**What is needed:** Every record that follows should be printed verbatim.

==== Data section ====

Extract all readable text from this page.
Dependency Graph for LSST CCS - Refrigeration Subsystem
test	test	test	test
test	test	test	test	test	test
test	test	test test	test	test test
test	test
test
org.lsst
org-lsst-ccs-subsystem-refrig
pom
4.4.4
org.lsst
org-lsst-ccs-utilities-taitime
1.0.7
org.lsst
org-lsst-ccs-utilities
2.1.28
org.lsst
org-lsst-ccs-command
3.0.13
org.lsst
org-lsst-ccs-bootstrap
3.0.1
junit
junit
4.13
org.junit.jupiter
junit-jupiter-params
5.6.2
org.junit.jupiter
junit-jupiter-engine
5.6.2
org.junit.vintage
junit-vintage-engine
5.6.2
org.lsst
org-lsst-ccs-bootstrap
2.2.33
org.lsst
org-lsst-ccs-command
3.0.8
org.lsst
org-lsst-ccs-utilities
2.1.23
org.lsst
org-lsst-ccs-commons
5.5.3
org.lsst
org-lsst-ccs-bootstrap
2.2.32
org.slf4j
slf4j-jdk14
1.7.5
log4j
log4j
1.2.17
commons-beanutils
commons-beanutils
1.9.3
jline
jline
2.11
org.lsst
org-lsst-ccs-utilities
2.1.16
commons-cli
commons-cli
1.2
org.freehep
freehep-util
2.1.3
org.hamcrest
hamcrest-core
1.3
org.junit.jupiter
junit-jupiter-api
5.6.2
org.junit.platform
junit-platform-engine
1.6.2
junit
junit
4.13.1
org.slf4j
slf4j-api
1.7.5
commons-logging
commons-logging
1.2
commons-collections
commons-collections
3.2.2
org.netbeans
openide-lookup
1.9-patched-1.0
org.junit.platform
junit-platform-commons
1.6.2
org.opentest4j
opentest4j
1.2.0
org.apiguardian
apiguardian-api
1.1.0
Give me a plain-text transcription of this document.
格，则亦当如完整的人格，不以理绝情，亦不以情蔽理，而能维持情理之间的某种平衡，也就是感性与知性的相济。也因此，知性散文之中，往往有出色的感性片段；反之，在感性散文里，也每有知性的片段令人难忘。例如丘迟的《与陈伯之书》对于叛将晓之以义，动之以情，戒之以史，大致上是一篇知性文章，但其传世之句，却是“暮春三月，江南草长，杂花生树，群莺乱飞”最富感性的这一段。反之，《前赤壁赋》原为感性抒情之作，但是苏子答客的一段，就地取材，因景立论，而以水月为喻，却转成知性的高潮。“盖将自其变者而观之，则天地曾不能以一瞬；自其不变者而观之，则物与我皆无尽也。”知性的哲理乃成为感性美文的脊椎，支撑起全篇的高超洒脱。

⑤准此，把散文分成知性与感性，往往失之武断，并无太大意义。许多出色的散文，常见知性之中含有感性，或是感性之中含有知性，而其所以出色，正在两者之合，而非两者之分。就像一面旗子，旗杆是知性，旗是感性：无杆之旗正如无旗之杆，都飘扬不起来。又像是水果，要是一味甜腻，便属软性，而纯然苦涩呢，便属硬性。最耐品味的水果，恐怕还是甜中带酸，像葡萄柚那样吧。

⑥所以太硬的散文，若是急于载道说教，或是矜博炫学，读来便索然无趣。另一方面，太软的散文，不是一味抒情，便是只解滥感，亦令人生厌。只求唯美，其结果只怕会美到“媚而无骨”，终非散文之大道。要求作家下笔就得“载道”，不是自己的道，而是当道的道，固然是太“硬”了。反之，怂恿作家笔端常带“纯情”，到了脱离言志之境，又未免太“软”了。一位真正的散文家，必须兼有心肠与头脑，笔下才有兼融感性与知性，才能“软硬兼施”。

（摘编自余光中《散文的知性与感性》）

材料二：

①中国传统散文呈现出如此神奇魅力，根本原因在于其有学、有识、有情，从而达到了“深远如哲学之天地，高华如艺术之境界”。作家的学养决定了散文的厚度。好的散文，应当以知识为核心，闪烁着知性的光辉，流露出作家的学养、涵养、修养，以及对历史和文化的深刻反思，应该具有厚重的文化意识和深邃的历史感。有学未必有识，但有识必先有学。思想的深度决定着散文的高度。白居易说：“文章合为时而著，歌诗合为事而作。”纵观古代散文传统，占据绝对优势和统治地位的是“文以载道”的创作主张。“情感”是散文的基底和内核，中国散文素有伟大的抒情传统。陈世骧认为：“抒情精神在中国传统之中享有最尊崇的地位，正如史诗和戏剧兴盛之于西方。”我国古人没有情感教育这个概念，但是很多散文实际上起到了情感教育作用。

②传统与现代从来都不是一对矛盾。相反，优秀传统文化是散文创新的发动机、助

====

**Exercise result:**
Extract all readable text from this page.
Dependency Graph for LSST CCS - Refrigeration Subsystem
test	test	test	test
test	test	test	test	test	test
test	test	test test	test	test test
test	test
test
org.lsst
org-lsst-ccs-subsystem-refrig
pom
4.4.4
org.lsst
org-lsst-ccs-utilities-taitime
1.0.7
org.lsst
org-lsst-ccs-utilities
2.1.28
org.lsst
org-lsst-ccs-command
3.0.13
org.lsst
org-lsst-ccs-bootstrap
3.0.1
junit
junit
4.13
org.junit.jupiter
junit-jupiter-params
5.6.2
org.junit.jupiter
junit-jupiter-engine
5.6.2
org.junit.vintage
junit-vintage-engine
5.6.2
org.lsst
org-lsst-ccs-bootstrap
2.2.33
org.lsst
org-lsst-ccs-command
3.0.8
org.lsst
org-lsst-ccs-utilities
2.1.23
org.lsst
org-lsst-ccs-commons
5.5.3
org.lsst
org-lsst-ccs-bootstrap
2.2.32
org.slf4j
slf4j-jdk14
1.7.5
log4j
log4j
1.2.17
commons-beanutils
commons-beanutils
1.9.3
jline
jline
2.11
org.lsst
org-lsst-ccs-utilities
2.1.16
commons-cli
commons-cli
1.2
org.freehep
freehep-util
2.1.3
org.hamcrest
hamcrest-core
1.3
org.junit.jupiter
junit-jupiter-api
5.6.2
org.junit.platform
junit-platform-engine
1.6.2
junit
junit
4.13.1
org.slf4j
slf4j-api
1.7.5
commons-logging
commons-logging
1.2
commons-collections
commons-collections
3.2.2
org.netbeans
openide-lookup
1.9-patched-1.0
org.junit.platform
junit-platform-commons
1.6.2
org.opentest4j
opentest4j
1.2.0
org.apiguardian
apiguardian-api
1.1.0
Give me a plain-text transcription of this document.
格，则亦当如完整的人格，不以理绝情，亦不以情蔽理，而能维持情理之间的某种平衡，也就是感性与知性的相济。也因此，知性散文之中，往往有出色的感性片段；反之，在感性散文里，也每有知性的片段令人难忘。例如丘迟的《与陈伯之书》对于叛将晓之以义，动之以情，戒之以史，大致上是一篇知性文章，但其传世之句，却是“暮春三月，江南草长，杂花生树，群莺乱飞”最富感性的这一段。反之，《前赤壁赋》原为感性抒情之作，但是苏子答客的一段，就地取材，因景立论，而以水月为喻，却转成知性的高潮。“盖将自其变者而观之，则天地曾不能以一瞬；自其不变者而观之，则物与我皆无尽也。”知性的哲理乃成为感性美文的脊椎，支撑起全篇的高超洒脱。

⑤准此，把散文分成知性与感性，往往失之武断，并无太大意义。许多出色的散文，常见知性之中含有感性，或是感性之中含有知性，而其所以出色，正在两者之合，而非两者之分。就像一面旗子，旗杆是知性，旗是感性：无杆之旗正如无旗之杆，都飘扬不起来。又像是水果，要是一味甜腻，便属软性，而纯然苦涩呢，便属硬性。最耐品味的水果，恐怕还是甜中带酸，像葡萄柚那样吧。

⑥所以太硬的散文，若是急于载道说教，或是矜博炫学，读来便索然无趣。另一方面，太软的散文，不是一味抒情，便是只解滥感，亦令人生厌。只求唯美，其结果只怕会美到“媚而无骨”，终非散文之大道。要求作家下笔就得“载道”，不是自己的道，而是当道的道，固然是太“硬”了。反之，怂恿作家笔端常带“纯情”，到了脱离言志之境，又未免太“软”了。一位真正的散文家，必须兼有心肠与头脑，笔下才有兼融感性与知性，才能“软硬兼施”。

（摘编自余光中《散文的知性与感性》）

材料二：

①中国传统散文呈现出如此神奇魅力，根本原因在于其有学、有识、有情，从而达到了“深远如哲学之天地，高华如艺术之境界”。作家的学养决定了散文的厚度。好的散文，应当以知识为核心，闪烁着知性的光辉，流露出作家的学养、涵养、修养，以及对历史和文化的深刻反思，应该具有厚重的文化意识和深邃的历史感。有学未必有识，但有识必先有学。思想的深度决定着散文的高度。白居易说：“文章合为时而著，歌诗合为事而作。”纵观古代散文传统，占据绝对优势和统治地位的是“文以载道”的创作主张。“情感”是散文的基底和内核，中国散文素有伟大的抒情传统。陈世骧认为：“抒情精神在中国传统之中享有最尊崇的地位，正如史诗和戏剧兴盛之于西方。”我国古人没有情感教育这个概念，但是很多散文实际上起到了情感教育作用。

②传统与现代从来都不是一对矛盾。相反，优秀传统文化是散文创新的发动机、助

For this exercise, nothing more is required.